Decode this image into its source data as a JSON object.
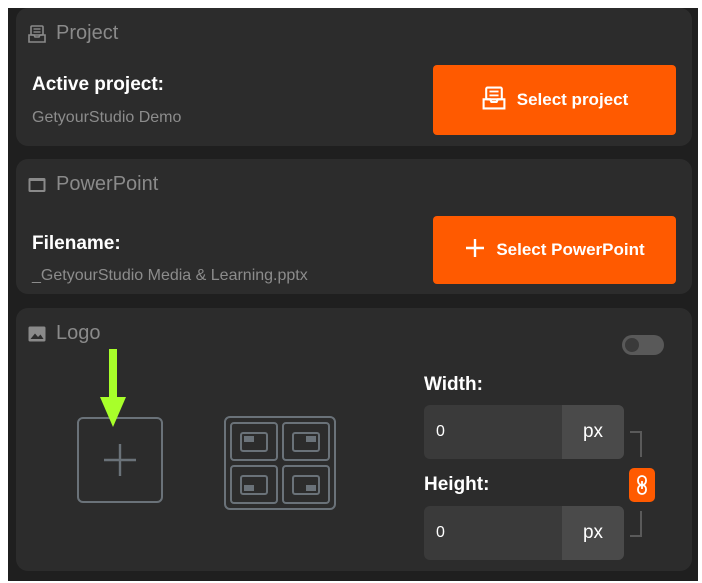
{
  "project": {
    "header": "Project",
    "active_label": "Active project:",
    "active_value": "GetyourStudio Demo",
    "select_button": "Select project"
  },
  "powerpoint": {
    "header": "PowerPoint",
    "filename_label": "Filename:",
    "filename_value": "_GetyourStudio Media & Learning.pptx",
    "select_button": "Select PowerPoint"
  },
  "logo": {
    "header": "Logo",
    "enabled": false,
    "width_label": "Width:",
    "width_value": "0",
    "width_unit": "px",
    "height_label": "Height:",
    "height_value": "0",
    "height_unit": "px"
  },
  "colors": {
    "accent": "#ff5a00",
    "annotation_arrow": "#a8ff2a",
    "panel": "#2c2c2c",
    "background": "#1f1f1f"
  },
  "icons": [
    "project-icon",
    "powerpoint-icon",
    "image-icon",
    "plus-icon",
    "position-grid-icon",
    "link-icon",
    "down-arrow-annotation"
  ]
}
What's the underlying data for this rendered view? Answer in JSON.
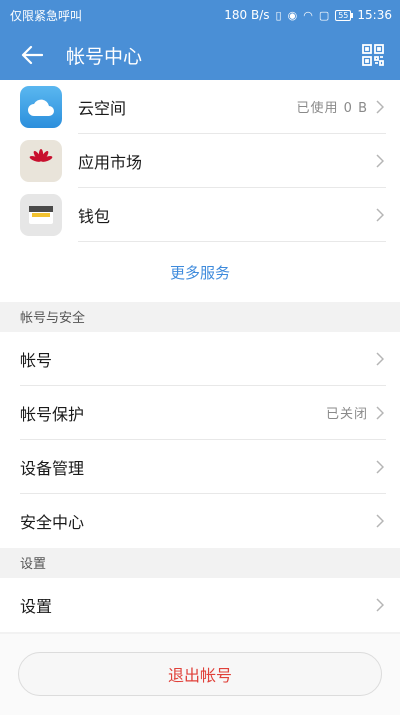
{
  "status": {
    "carrier": "仅限紧急呼叫",
    "speed": "180 B/s",
    "battery": "55",
    "time": "15:36"
  },
  "appbar": {
    "title": "帐号中心"
  },
  "services": [
    {
      "label": "云空间",
      "value": "已使用 0 B",
      "icon": "cloud-icon"
    },
    {
      "label": "应用市场",
      "value": "",
      "icon": "huawei-appgallery-icon"
    },
    {
      "label": "钱包",
      "value": "",
      "icon": "wallet-icon"
    }
  ],
  "more_services": "更多服务",
  "account_security": {
    "header": "帐号与安全",
    "items": [
      {
        "label": "帐号",
        "value": ""
      },
      {
        "label": "帐号保护",
        "value": "已关闭"
      },
      {
        "label": "设备管理",
        "value": ""
      },
      {
        "label": "安全中心",
        "value": ""
      }
    ]
  },
  "settings": {
    "header": "设置",
    "items": [
      {
        "label": "设置",
        "value": ""
      }
    ]
  },
  "logout": "退出帐号",
  "colors": {
    "accent": "#4a8fd6",
    "link": "#3f8bdc",
    "danger": "#e0413a"
  }
}
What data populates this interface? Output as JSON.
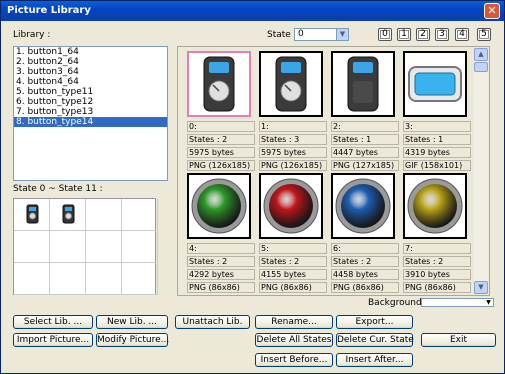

> [PROBLEM REQUIREMENTS]:
Your task is to repeat the material above exactly, without its pictures.

> [FINISHED EXERCISE]:
Decode this image into its source data as a JSON object.
{
  "project": {
    "header": "Project",
    "active_label": "Active project:",
    "active_value": "GetyourStudio Demo",
    "select_button": "Select project"
  },
  "powerpoint": {
    "header": "PowerPoint",
    "filename_label": "Filename:",
    "filename_value": "_GetyourStudio Media & Learning.pptx",
    "select_button": "Select PowerPoint"
  },
  "logo": {
    "header": "Logo",
    "enabled": false,
    "width_label": "Width:",
    "width_value": "0",
    "width_unit": "px",
    "height_label": "Height:",
    "height_value": "0",
    "height_unit": "px"
  },
  "colors": {
    "accent": "#ff5a00",
    "annotation_arrow": "#a8ff2a",
    "panel": "#2c2c2c",
    "background": "#1f1f1f"
  },
  "icons": [
    "project-icon",
    "powerpoint-icon",
    "image-icon",
    "plus-icon",
    "position-grid-icon",
    "link-icon",
    "down-arrow-annotation"
  ]
}
What's the underlying data for this rendered view? Answer in JSON.
{
  "status": {
    "carrier": "仅限紧急呼叫",
    "speed": "180 B/s",
    "battery": "55",
    "time": "15:36"
  },
  "appbar": {
    "title": "帐号中心"
  },
  "services": [
    {
      "label": "云空间",
      "value": "已使用 0 B",
      "icon": "cloud-icon"
    },
    {
      "label": "应用市场",
      "value": "",
      "icon": "huawei-appgallery-icon"
    },
    {
      "label": "钱包",
      "value": "",
      "icon": "wallet-icon"
    }
  ],
  "more_services": "更多服务",
  "account_security": {
    "header": "帐号与安全",
    "items": [
      {
        "label": "帐号",
        "value": ""
      },
      {
        "label": "帐号保护",
        "value": "已关闭"
      },
      {
        "label": "设备管理",
        "value": ""
      },
      {
        "label": "安全中心",
        "value": ""
      }
    ]
  },
  "settings": {
    "header": "设置",
    "items": [
      {
        "label": "设置",
        "value": ""
      }
    ]
  },
  "logout": "退出帐号",
  "colors": {
    "accent": "#4a8fd6",
    "link": "#3f8bdc",
    "danger": "#e0413a"
  }
}
What data populates this interface? Output as JSON.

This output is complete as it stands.